Identify the lines that include the word "SADC", then copy all of them.
--------------------------------
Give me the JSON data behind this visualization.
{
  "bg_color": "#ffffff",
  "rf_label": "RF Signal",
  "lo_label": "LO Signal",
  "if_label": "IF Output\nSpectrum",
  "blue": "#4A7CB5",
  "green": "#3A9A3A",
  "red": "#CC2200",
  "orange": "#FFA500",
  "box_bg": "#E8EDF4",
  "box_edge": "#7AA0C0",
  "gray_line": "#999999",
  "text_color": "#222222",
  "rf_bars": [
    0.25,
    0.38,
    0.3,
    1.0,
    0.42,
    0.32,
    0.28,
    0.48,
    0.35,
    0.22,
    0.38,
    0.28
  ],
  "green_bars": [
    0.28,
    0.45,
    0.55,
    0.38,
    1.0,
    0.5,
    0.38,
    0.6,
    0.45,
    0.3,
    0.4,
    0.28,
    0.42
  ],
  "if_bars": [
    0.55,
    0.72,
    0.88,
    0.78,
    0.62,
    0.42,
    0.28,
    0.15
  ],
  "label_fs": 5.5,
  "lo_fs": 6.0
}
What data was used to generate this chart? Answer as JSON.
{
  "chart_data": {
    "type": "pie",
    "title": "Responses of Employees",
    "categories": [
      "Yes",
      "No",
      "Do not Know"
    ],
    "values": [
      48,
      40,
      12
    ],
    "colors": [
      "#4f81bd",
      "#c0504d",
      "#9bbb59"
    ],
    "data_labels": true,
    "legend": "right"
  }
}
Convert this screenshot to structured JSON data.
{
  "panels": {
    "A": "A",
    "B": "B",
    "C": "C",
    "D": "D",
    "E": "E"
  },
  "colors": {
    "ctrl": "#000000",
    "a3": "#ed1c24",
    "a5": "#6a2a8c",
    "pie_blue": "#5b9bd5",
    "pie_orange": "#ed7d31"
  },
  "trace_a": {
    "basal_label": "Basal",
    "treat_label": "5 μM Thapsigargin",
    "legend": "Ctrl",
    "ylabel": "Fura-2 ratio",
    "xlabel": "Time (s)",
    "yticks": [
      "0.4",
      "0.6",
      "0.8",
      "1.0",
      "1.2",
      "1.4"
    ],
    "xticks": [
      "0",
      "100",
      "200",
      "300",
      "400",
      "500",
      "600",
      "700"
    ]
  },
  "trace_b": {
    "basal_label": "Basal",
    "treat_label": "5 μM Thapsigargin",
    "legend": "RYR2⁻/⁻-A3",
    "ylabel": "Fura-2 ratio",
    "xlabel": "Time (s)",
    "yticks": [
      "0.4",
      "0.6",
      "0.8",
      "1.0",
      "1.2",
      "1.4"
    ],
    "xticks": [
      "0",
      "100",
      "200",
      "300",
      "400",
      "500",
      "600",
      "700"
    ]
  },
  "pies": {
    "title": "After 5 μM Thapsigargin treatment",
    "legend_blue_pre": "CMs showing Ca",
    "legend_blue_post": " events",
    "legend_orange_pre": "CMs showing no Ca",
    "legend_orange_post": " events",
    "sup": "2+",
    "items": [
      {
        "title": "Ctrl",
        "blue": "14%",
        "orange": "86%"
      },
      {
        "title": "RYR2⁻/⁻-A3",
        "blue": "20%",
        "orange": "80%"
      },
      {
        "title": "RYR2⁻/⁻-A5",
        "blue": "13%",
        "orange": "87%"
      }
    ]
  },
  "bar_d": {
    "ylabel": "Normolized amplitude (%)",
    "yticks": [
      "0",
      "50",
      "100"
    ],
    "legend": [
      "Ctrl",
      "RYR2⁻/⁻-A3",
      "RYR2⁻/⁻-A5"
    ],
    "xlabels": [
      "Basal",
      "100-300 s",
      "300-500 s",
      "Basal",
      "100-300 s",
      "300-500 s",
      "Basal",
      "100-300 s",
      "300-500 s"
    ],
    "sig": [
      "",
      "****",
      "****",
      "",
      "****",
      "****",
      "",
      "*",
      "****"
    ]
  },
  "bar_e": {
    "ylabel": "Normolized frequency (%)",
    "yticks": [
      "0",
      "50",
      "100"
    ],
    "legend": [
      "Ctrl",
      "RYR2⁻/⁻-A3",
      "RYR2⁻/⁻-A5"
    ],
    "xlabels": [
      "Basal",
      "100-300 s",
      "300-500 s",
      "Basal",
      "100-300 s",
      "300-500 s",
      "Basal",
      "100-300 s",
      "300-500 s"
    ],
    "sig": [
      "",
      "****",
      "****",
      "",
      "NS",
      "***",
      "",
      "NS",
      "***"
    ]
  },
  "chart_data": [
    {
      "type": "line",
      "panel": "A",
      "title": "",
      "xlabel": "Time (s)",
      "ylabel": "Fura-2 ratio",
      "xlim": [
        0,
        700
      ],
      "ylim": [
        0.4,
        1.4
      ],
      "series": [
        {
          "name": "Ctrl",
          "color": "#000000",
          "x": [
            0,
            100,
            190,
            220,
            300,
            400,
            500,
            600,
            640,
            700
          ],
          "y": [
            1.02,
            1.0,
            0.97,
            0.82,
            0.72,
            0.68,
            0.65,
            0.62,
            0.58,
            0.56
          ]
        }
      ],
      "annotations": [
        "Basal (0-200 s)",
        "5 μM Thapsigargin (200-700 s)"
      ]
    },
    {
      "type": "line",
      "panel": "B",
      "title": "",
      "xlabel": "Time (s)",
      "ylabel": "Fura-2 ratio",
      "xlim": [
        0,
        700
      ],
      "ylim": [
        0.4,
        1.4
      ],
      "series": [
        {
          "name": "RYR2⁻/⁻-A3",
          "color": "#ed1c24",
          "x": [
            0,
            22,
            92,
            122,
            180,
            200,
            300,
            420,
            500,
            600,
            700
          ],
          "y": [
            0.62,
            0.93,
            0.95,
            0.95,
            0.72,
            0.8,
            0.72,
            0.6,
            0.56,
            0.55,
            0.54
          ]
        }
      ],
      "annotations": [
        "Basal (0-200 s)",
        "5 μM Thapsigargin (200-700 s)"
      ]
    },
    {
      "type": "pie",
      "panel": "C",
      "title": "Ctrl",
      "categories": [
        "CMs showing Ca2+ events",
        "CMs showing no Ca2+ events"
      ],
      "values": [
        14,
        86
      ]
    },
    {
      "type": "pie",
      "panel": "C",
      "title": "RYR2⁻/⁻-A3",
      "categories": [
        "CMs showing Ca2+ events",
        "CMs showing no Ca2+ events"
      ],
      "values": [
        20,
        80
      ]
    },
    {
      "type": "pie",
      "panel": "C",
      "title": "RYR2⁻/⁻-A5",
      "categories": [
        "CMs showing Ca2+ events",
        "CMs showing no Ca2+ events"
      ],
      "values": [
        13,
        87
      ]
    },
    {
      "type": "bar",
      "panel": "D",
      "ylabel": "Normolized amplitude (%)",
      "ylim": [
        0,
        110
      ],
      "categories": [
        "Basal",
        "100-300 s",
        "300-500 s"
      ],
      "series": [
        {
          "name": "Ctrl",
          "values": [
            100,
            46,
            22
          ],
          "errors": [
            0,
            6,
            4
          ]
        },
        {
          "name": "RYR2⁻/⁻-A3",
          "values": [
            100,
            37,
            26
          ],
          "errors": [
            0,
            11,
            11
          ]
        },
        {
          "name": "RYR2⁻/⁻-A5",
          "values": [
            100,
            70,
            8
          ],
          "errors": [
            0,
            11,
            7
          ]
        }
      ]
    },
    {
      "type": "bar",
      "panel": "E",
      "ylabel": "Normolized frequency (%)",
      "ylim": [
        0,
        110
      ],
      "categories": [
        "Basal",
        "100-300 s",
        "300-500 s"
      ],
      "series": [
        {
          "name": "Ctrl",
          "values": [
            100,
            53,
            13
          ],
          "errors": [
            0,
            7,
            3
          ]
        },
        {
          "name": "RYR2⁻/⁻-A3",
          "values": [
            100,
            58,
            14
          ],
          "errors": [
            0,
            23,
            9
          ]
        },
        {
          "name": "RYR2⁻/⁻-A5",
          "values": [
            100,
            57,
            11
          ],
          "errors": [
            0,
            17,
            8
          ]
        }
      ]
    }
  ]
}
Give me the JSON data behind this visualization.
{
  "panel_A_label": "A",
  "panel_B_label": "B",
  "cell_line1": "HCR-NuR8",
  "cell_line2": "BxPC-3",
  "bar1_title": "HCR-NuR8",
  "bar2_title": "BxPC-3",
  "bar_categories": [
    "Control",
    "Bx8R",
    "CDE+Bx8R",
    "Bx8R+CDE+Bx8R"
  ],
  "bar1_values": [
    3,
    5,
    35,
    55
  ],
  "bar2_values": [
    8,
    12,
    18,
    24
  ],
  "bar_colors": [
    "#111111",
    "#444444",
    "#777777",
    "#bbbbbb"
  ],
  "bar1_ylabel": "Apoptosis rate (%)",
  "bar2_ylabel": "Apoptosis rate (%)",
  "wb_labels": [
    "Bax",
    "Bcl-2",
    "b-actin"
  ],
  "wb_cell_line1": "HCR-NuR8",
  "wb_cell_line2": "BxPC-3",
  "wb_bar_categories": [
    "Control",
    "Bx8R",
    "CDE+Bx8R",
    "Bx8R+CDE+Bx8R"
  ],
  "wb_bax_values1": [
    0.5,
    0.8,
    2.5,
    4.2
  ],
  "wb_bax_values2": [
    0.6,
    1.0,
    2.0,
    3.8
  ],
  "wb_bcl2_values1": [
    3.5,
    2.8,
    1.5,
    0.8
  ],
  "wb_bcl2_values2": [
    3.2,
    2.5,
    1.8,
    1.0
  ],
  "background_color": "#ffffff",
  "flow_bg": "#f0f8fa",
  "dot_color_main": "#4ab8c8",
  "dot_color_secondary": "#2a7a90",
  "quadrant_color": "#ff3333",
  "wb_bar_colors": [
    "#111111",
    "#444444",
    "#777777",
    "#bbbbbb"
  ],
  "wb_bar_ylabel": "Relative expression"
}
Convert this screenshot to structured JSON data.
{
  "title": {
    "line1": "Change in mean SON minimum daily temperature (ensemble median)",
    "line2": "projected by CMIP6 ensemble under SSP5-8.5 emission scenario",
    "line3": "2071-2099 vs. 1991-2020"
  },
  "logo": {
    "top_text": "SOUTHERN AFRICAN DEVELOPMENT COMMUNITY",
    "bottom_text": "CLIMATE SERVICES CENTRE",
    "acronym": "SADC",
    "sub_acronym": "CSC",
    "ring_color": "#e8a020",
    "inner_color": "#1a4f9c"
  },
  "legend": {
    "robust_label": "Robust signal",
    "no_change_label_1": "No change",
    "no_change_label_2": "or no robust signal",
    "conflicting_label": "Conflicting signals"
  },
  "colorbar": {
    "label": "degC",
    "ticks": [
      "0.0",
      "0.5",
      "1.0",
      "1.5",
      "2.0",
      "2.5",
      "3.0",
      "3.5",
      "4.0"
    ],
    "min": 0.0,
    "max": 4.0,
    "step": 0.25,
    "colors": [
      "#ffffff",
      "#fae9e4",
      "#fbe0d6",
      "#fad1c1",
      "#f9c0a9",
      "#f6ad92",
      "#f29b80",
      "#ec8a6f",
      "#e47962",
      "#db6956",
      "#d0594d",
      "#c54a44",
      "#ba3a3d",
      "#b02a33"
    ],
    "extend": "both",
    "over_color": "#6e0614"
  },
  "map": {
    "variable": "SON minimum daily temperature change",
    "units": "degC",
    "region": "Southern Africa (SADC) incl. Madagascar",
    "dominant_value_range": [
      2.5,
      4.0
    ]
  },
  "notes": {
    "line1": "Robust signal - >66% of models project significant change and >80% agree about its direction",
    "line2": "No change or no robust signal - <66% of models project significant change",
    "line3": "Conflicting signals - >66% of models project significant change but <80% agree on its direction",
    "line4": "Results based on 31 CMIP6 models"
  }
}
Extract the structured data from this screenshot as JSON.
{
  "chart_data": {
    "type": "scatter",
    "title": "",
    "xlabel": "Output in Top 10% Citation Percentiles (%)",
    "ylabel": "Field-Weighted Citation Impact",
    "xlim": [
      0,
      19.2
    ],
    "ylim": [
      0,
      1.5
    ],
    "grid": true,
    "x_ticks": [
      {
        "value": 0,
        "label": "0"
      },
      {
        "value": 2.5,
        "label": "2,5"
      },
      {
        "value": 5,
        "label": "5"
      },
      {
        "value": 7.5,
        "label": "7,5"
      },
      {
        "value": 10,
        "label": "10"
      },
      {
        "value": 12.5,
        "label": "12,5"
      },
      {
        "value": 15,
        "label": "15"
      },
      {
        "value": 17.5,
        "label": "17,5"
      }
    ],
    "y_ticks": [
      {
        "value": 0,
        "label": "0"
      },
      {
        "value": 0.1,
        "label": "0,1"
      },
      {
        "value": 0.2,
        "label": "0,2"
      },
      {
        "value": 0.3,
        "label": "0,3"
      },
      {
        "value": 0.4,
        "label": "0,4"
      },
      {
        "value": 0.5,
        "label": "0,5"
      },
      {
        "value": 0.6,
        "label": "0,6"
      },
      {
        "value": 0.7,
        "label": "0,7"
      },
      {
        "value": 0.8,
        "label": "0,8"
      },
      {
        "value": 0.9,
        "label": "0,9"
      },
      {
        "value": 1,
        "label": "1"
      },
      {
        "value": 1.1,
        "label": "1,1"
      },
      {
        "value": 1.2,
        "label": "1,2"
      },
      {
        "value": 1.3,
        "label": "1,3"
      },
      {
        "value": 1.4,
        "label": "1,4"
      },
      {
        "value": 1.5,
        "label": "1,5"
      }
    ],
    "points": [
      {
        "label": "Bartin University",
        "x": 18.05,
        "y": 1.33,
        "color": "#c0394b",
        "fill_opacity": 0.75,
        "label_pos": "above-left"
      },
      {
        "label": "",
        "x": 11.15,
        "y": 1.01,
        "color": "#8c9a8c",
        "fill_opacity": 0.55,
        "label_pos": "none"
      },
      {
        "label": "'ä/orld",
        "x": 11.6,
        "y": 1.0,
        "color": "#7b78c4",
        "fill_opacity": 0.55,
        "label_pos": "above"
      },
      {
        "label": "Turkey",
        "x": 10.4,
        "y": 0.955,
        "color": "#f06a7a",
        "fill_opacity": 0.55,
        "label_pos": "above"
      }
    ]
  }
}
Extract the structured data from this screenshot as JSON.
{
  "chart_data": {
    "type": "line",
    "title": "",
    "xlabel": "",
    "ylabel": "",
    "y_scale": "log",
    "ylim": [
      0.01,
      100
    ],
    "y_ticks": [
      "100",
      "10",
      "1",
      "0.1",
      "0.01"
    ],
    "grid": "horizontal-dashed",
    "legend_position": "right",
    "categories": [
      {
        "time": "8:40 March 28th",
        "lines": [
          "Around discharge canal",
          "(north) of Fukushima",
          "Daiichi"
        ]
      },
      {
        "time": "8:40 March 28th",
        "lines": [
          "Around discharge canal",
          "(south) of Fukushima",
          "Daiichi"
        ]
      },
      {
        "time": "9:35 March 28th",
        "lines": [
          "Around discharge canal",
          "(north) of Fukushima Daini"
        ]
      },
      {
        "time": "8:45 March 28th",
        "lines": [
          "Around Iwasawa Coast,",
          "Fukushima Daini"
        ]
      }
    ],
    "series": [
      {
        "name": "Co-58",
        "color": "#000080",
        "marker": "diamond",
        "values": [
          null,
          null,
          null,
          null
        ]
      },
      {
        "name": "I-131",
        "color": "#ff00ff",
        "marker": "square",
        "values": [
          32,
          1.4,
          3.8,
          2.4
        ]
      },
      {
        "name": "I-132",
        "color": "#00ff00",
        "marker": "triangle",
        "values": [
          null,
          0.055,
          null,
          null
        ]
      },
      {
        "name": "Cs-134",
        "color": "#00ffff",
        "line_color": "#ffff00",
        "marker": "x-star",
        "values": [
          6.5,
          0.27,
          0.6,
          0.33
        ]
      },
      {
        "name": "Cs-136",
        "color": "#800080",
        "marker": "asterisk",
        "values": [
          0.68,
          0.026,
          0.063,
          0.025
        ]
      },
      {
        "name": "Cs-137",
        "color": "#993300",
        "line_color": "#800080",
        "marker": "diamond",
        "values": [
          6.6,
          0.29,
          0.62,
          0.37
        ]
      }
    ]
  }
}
--------------------------------
# Written answer
    "acronym": "SADC",
    "region": "Southern Africa (SADC) incl. Madagascar",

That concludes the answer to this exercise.